◆ YOUR TASKS:
- A) Using the passage on digital manga, decide whether each statement below agrees with it. Answer yes or no for each, and quote the words of the passage that decide it. (i) Viz launched its iPad app in November 2010. (ii) Aker regards digital as a replacement for print. (iii) Kodansha is releasing two volumes of Fairy Tail a month in print.
- B) Write out the passage on digital manga word for word, from "Yen Press and" up to and including "up with Japan.".

Digital Poised for Growth

Digital media allow publishers to bring out books closer to the Japanese releases and partly compensate for the lack of bricks-and-mortar stores. Viz launched its iPad app in November 2010 and followed up with an iPhone/iPod Touch app, an online Web site, and an Android app. It also converted its monthly Shonen Jump magazine to a digital weekly, which carries manga chapters the same week they are released in Japan.

“We are seeing good results so far,” Aker says of Viz’s digital program. “Would we like them to explode and take the place of all the Borders business? Absolutely. They are not going to get there. It’s not just Viz, it’s the industry as a whole. The economics of digital and print work differently. We will continue to see growth on the digital side, but it complements what we are doing with print. We don’t see it as a replacement.”

Yen Press and Kodansha have much smaller digital programs, but both are expanding. Later this year, Yen will begin carrying manga published by Square Enix, the licensor of Black Butler. Kodansha has sped up both digital and print releases of Fairy Tail, releasing two volumes a month digitally and one a month in print—so by the end of the year, the digital releases will be caught up with Japan.

Both Viz and Yen also offer manga for the Nook HD. “People say ‘If there was only one app where I could get everything’—that’s what traditional e-book retailers are,” says Hassler. “That is the first and most obvious place to get our material out rather than branded applications. Everything we have available digitally is on the Nook.”

Digital distribution has been a challenge for manga because print and digital rights are negotiated separately. “Only in the past couple of years could you even have the digital distribution conversation with licensors,” says Hassler, “and for every one of the titles, we have to go back and get the creator’s sign-off on it. If a particular creator says—and we have had this happen—‘I’m not a fan of digital; I don’t want my work distributed digitally,’ we can’t do it.”

◆ DATA SHOWN:

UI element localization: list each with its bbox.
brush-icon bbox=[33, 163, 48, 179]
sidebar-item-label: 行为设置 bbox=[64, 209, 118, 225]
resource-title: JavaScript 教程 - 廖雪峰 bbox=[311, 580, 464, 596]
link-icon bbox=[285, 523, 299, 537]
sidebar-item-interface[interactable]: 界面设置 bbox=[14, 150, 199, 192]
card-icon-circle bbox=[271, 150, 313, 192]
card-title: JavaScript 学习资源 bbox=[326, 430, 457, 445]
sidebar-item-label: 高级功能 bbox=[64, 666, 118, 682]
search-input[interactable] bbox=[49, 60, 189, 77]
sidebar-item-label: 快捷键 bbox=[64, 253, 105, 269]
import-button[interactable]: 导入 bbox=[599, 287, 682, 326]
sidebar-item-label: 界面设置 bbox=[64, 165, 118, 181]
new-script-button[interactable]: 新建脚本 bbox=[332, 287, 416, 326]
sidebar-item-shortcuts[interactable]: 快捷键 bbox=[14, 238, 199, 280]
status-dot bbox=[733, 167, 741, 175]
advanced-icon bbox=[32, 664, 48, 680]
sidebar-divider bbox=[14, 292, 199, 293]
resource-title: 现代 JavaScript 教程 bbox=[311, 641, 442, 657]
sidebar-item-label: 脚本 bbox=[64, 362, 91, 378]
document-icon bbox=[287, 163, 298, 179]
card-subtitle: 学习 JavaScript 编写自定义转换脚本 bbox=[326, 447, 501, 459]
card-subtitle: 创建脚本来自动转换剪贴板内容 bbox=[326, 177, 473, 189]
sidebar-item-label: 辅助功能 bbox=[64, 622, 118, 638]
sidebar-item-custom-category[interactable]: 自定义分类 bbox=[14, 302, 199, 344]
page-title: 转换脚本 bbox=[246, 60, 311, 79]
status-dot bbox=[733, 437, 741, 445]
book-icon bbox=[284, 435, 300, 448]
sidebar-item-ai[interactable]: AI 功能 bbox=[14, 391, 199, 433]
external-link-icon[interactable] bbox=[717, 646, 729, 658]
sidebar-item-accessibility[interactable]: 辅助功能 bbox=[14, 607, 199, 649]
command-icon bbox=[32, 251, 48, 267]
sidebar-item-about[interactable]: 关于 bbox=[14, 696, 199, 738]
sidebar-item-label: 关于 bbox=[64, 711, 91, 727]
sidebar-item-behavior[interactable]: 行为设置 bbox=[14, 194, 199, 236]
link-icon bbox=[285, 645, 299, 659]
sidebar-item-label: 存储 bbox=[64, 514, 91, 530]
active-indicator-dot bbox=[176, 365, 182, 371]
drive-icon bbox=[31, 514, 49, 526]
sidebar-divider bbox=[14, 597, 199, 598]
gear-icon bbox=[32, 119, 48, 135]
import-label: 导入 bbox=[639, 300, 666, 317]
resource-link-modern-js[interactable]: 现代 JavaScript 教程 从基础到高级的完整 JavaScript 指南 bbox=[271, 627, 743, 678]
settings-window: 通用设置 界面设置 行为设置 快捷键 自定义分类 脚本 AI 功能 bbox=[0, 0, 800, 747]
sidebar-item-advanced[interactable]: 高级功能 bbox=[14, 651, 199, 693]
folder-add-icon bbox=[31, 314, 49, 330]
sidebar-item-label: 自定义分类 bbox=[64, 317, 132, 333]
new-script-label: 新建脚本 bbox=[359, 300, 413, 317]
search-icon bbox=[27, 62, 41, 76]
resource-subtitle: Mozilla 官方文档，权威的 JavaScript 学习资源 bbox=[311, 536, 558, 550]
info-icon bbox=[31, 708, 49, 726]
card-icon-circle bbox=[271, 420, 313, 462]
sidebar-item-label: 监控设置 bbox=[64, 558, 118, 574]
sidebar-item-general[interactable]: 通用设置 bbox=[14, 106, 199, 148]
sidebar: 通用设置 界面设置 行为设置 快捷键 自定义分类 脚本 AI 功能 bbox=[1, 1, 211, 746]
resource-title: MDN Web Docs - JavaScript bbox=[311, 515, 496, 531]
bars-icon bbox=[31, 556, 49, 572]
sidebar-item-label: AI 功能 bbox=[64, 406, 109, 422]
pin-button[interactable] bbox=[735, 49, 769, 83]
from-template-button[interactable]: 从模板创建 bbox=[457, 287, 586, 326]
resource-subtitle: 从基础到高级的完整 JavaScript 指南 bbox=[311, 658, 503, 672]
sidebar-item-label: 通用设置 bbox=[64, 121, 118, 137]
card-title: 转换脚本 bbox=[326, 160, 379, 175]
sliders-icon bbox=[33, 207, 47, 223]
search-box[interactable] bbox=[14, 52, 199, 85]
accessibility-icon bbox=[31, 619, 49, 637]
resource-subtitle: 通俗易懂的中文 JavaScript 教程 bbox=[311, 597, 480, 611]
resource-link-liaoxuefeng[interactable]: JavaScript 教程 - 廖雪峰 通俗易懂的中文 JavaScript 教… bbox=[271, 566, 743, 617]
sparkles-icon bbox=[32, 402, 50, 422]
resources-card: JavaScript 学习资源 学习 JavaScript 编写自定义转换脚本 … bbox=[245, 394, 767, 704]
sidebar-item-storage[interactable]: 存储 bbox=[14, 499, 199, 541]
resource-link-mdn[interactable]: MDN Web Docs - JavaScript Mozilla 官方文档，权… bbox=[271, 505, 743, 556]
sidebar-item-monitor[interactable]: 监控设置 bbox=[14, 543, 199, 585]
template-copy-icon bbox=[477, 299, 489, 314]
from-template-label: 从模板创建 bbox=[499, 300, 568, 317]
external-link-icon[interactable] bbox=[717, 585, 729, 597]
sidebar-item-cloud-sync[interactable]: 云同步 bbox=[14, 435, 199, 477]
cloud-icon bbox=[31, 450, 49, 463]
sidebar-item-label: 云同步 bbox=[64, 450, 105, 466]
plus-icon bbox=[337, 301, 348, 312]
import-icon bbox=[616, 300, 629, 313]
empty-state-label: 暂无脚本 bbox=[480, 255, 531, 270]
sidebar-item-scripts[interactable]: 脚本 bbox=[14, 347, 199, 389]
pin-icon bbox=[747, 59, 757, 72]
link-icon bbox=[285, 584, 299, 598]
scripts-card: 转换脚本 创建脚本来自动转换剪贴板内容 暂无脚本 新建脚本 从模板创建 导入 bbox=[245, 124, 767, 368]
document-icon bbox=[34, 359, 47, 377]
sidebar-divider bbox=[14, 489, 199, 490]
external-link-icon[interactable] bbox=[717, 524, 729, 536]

◆ ANSWER SECTION:
- A)
(i) Yes: "Viz launched its iPad app in November 2010"
(ii) No: "We don’t see it as a replacement."
(iii) No: "releasing two volumes a month digitally and one a month in print"

- B)
Yen Press and Kodansha have much smaller digital programs, but both are expanding. Later this year, Yen will begin carrying manga published by Square Enix, the licensor of Black Butler. Kodansha has sped up both digital and print releases of Fairy Tail, releasing two volumes a month digitally and one a month in print—so by the end of the year, the digital releases will be caught up with Japan.